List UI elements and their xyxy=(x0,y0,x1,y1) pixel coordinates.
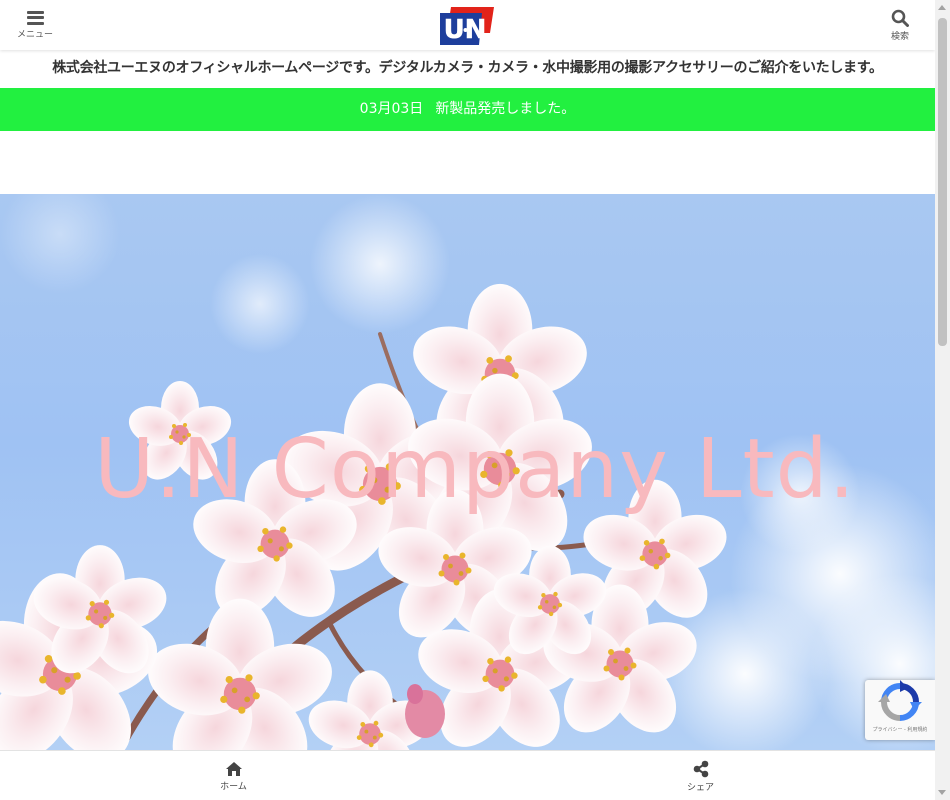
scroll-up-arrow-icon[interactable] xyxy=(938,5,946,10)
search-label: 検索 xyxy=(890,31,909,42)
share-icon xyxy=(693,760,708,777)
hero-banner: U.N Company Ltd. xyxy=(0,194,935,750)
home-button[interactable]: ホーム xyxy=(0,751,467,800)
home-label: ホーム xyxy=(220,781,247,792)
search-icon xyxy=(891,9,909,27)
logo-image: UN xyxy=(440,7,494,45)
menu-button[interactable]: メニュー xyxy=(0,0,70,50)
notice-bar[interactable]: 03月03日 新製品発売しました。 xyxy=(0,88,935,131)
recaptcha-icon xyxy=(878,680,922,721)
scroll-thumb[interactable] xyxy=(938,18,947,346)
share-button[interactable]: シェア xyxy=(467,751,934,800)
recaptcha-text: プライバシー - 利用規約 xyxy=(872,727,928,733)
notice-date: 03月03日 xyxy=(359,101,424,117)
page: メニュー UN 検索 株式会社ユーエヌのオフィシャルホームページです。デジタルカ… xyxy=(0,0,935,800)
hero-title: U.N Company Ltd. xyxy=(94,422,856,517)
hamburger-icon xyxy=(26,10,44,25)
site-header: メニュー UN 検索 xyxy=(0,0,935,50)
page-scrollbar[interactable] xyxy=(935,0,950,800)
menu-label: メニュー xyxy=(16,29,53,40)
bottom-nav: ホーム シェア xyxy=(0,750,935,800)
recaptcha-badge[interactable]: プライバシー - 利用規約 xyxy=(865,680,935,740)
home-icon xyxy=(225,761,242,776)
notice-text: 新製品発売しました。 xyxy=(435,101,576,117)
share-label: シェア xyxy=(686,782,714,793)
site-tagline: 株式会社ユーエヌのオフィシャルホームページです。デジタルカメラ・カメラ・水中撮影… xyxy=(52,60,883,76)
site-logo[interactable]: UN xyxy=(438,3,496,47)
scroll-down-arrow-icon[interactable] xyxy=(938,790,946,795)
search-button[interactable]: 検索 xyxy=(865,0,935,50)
☆ ☆ ☆
● **What to do**: Rewrite the row above as a JSON list of strings, one string per line, skipping blank lines and leaving out the picture.

● **Solution to this task**:
[
  "List UI elements and their xyxy=(x0,y0,x1,y1) pixel coordinates.",
  "scroll-up-arrow-icon[interactable] xyxy=(938,5,946,10)",
  "search-label: 検索 xyxy=(890,31,909,42)",
  "share-icon xyxy=(693,760,708,777)",
  "hero-banner: U.N Company Ltd. xyxy=(0,194,935,750)",
  "home-button[interactable]: ホーム xyxy=(0,751,467,800)",
  "home-label: ホーム xyxy=(220,781,247,792)",
  "search-icon xyxy=(891,9,909,27)",
  "logo-image: UN xyxy=(440,7,494,45)",
  "menu-button[interactable]: メニュー xyxy=(0,0,70,50)",
  "notice-bar[interactable]: 03月03日 新製品発売しました。 xyxy=(0,88,935,131)",
  "recaptcha-icon xyxy=(878,680,922,721)",
  "scroll-thumb[interactable] xyxy=(938,18,947,346)",
  "share-button[interactable]: シェア xyxy=(467,751,934,800)",
  "recaptcha-text: プライバシー - 利用規約 xyxy=(872,727,928,733)",
  "notice-date: 03月03日 xyxy=(359,101,424,117)",
  "page: メニュー UN 検索 株式会社ユーエヌのオフィシャルホームページです。デジタルカ… xyxy=(0,0,935,800)",
  "hero-title: U.N Company Ltd. xyxy=(94,422,856,517)",
  "hamburger-icon xyxy=(26,10,44,25)",
  "site-header: メニュー UN 検索 xyxy=(0,0,935,50)",
  "page-scrollbar[interactable] xyxy=(935,0,950,800)",
  "menu-label: メニュー xyxy=(16,29,53,40)",
  "bottom-nav: ホーム シェア xyxy=(0,750,935,800)",
  "recaptcha-badge[interactable]: プライバシー - 利用規約 xyxy=(865,680,935,740)",
  "home-icon xyxy=(225,761,242,776)",
  "notice-text: 新製品発売しました。 xyxy=(435,101,576,117)",
  "share-label: シェア xyxy=(686,782,714,793)",
  "site-tagline: 株式会社ユーエヌのオフィシャルホームページです。デジタルカメラ・カメラ・水中撮影… xyxy=(52,60,883,76)",
  "site-logo[interactable]: UN xyxy=(438,3,496,47)",
  "scroll-down-arrow-icon[interactable] xyxy=(938,790,946,795)",
  "search-button[interactable]: 検索 xyxy=(865,0,935,50)"
]